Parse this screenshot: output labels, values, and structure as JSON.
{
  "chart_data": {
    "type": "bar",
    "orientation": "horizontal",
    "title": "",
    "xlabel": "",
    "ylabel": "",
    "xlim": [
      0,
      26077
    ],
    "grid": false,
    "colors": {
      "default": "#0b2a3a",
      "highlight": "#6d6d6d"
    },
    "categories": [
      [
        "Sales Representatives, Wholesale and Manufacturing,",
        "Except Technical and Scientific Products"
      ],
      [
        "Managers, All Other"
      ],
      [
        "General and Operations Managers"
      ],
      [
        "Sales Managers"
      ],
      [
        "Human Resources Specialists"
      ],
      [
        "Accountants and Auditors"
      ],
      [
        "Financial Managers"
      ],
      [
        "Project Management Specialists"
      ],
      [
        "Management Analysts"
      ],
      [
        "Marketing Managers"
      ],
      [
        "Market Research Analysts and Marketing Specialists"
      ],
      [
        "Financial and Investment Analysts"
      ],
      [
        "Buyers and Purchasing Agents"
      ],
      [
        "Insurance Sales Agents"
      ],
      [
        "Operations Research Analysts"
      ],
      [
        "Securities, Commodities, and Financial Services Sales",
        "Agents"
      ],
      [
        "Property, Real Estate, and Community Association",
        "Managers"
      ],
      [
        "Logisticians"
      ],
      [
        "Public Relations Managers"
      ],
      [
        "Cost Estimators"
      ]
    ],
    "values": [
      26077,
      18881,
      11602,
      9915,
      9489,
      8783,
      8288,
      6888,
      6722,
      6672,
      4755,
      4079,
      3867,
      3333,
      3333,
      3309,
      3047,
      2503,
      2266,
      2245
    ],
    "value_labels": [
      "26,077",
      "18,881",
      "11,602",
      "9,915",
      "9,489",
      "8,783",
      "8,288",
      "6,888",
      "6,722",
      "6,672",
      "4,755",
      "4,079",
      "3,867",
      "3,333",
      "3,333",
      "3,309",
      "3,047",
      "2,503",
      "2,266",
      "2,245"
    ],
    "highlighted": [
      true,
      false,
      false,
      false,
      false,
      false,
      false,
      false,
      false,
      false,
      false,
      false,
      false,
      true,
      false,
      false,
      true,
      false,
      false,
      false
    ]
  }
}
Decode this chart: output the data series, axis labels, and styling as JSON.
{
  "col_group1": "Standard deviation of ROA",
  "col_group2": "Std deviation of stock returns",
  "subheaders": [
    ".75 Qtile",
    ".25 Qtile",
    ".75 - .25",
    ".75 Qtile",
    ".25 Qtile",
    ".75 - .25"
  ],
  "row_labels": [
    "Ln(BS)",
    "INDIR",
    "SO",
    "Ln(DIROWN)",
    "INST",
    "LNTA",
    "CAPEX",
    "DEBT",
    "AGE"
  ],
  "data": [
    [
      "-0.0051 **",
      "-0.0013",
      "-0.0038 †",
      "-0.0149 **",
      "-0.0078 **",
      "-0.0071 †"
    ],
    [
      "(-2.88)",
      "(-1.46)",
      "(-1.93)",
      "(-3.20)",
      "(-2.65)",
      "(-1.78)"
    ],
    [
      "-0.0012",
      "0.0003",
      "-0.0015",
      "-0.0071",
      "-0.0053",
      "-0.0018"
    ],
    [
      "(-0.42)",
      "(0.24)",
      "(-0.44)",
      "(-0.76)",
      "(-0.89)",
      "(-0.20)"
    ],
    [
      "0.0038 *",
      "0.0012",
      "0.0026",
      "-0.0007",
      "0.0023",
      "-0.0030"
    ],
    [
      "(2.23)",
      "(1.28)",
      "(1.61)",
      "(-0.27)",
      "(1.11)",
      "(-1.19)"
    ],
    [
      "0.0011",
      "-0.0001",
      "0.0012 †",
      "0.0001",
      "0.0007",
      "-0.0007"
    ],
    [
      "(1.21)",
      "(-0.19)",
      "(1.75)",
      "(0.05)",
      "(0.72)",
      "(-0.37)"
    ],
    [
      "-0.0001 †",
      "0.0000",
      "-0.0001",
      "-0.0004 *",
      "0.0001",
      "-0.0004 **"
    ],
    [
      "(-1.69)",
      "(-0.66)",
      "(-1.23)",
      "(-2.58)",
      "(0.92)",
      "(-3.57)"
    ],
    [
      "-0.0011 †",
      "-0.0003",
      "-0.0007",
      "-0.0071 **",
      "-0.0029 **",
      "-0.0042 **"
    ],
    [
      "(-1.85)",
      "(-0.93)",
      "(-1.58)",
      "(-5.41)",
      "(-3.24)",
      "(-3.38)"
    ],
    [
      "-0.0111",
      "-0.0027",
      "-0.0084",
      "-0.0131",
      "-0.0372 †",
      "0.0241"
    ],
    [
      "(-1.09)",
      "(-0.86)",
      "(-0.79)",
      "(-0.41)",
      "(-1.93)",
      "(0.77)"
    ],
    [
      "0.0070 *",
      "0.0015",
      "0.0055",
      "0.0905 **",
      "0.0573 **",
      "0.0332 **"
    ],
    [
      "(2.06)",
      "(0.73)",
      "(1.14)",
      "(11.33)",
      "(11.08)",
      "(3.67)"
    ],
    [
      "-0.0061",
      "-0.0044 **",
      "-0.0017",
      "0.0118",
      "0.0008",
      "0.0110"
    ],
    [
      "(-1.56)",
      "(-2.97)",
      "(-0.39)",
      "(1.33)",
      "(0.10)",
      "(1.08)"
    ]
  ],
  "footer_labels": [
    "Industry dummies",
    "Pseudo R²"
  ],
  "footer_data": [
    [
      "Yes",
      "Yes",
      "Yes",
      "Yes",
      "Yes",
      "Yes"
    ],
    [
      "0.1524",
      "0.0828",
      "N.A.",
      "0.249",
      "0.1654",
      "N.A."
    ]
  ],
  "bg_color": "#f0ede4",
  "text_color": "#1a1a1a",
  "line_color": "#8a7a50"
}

Task objective:
Write out the entire listing exactly.

Exercise response:
Parse this screenshot: output labels, values, and structure as JSON.
{
  "chart_data": {
    "type": "bar",
    "orientation": "horizontal",
    "title": "",
    "xlabel": "",
    "ylabel": "",
    "xlim": [
      0,
      26077
    ],
    "grid": false,
    "colors": {
      "default": "#0b2a3a",
      "highlight": "#6d6d6d"
    },
    "categories": [
      [
        "Sales Representatives, Wholesale and Manufacturing,",
        "Except Technical and Scientific Products"
      ],
      [
        "Managers, All Other"
      ],
      [
        "General and Operations Managers"
      ],
      [
        "Sales Managers"
      ],
      [
        "Human Resources Specialists"
      ],
      [
        "Accountants and Auditors"
      ],
      [
        "Financial Managers"
      ],
      [
        "Project Management Specialists"
      ],
      [
        "Management Analysts"
      ],
      [
        "Marketing Managers"
      ],
      [
        "Market Research Analysts and Marketing Specialists"
      ],
      [
        "Financial and Investment Analysts"
      ],
      [
        "Buyers and Purchasing Agents"
      ],
      [
        "Insurance Sales Agents"
      ],
      [
        "Operations Research Analysts"
      ],
      [
        "Securities, Commodities, and Financial Services Sales",
        "Agents"
      ],
      [
        "Property, Real Estate, and Community Association",
        "Managers"
      ],
      [
        "Logisticians"
      ],
      [
        "Public Relations Managers"
      ],
      [
        "Cost Estimators"
      ]
    ],
    "values": [
      26077,
      18881,
      11602,
      9915,
      9489,
      8783,
      8288,
      6888,
      6722,
      6672,
      4755,
      4079,
      3867,
      3333,
      3333,
      3309,
      3047,
      2503,
      2266,
      2245
    ],
    "value_labels": [
      "26,077",
      "18,881",
      "11,602",
      "9,915",
      "9,489",
      "8,783",
      "8,288",
      "6,888",
      "6,722",
      "6,672",
      "4,755",
      "4,079",
      "3,867",
      "3,333",
      "3,333",
      "3,309",
      "3,047",
      "2,503",
      "2,266",
      "2,245"
    ],
    "highlighted": [
      true,
      false,
      false,
      false,
      false,
      false,
      false,
      false,
      false,
      false,
      false,
      false,
      false,
      true,
      false,
      false,
      true,
      false,
      false,
      false
    ]
  }
}
Decode this chart: output the data series, axis labels, and styling as JSON.
{
  "col_group1": "Standard deviation of ROA",
  "col_group2": "Std deviation of stock returns",
  "subheaders": [
    ".75 Qtile",
    ".25 Qtile",
    ".75 - .25",
    ".75 Qtile",
    ".25 Qtile",
    ".75 - .25"
  ],
  "row_labels": [
    "Ln(BS)",
    "INDIR",
    "SO",
    "Ln(DIROWN)",
    "INST",
    "LNTA",
    "CAPEX",
    "DEBT",
    "AGE"
  ],
  "data": [
    [
      "-0.0051 **",
      "-0.0013",
      "-0.0038 †",
      "-0.0149 **",
      "-0.0078 **",
      "-0.0071 †"
    ],
    [
      "(-2.88)",
      "(-1.46)",
      "(-1.93)",
      "(-3.20)",
      "(-2.65)",
      "(-1.78)"
    ],
    [
      "-0.0012",
      "0.0003",
      "-0.0015",
      "-0.0071",
      "-0.0053",
      "-0.0018"
    ],
    [
      "(-0.42)",
      "(0.24)",
      "(-0.44)",
      "(-0.76)",
      "(-0.89)",
      "(-0.20)"
    ],
    [
      "0.0038 *",
      "0.0012",
      "0.0026",
      "-0.0007",
      "0.0023",
      "-0.0030"
    ],
    [
      "(2.23)",
      "(1.28)",
      "(1.61)",
      "(-0.27)",
      "(1.11)",
      "(-1.19)"
    ],
    [
      "0.0011",
      "-0.0001",
      "0.0012 †",
      "0.0001",
      "0.0007",
      "-0.0007"
    ],
    [
      "(1.21)",
      "(-0.19)",
      "(1.75)",
      "(0.05)",
      "(0.72)",
      "(-0.37)"
    ],
    [
      "-0.0001 †",
      "0.0000",
      "-0.0001",
      "-0.0004 *",
      "0.0001",
      "-0.0004 **"
    ],
    [
      "(-1.69)",
      "(-0.66)",
      "(-1.23)",
      "(-2.58)",
      "(0.92)",
      "(-3.57)"
    ],
    [
      "-0.0011 †",
      "-0.0003",
      "-0.0007",
      "-0.0071 **",
      "-0.0029 **",
      "-0.0042 **"
    ],
    [
      "(-1.85)",
      "(-0.93)",
      "(-1.58)",
      "(-5.41)",
      "(-3.24)",
      "(-3.38)"
    ],
    [
      "-0.0111",
      "-0.0027",
      "-0.0084",
      "-0.0131",
      "-0.0372 †",
      "0.0241"
    ],
    [
      "(-1.09)",
      "(-0.86)",
      "(-0.79)",
      "(-0.41)",
      "(-1.93)",
      "(0.77)"
    ],
    [
      "0.0070 *",
      "0.0015",
      "0.0055",
      "0.0905 **",
      "0.0573 **",
      "0.0332 **"
    ],
    [
      "(2.06)",
      "(0.73)",
      "(1.14)",
      "(11.33)",
      "(11.08)",
      "(3.67)"
    ],
    [
      "-0.0061",
      "-0.0044 **",
      "-0.0017",
      "0.0118",
      "0.0008",
      "0.0110"
    ],
    [
      "(-1.56)",
      "(-2.97)",
      "(-0.39)",
      "(1.33)",
      "(0.10)",
      "(1.08)"
    ]
  ],
  "footer_labels": [
    "Industry dummies",
    "Pseudo R²"
  ],
  "footer_data": [
    [
      "Yes",
      "Yes",
      "Yes",
      "Yes",
      "Yes",
      "Yes"
    ],
    [
      "0.1524",
      "0.0828",
      "N.A.",
      "0.249",
      "0.1654",
      "N.A."
    ]
  ],
  "bg_color": "#f0ede4",
  "text_color": "#1a1a1a",
  "line_color": "#8a7a50"
}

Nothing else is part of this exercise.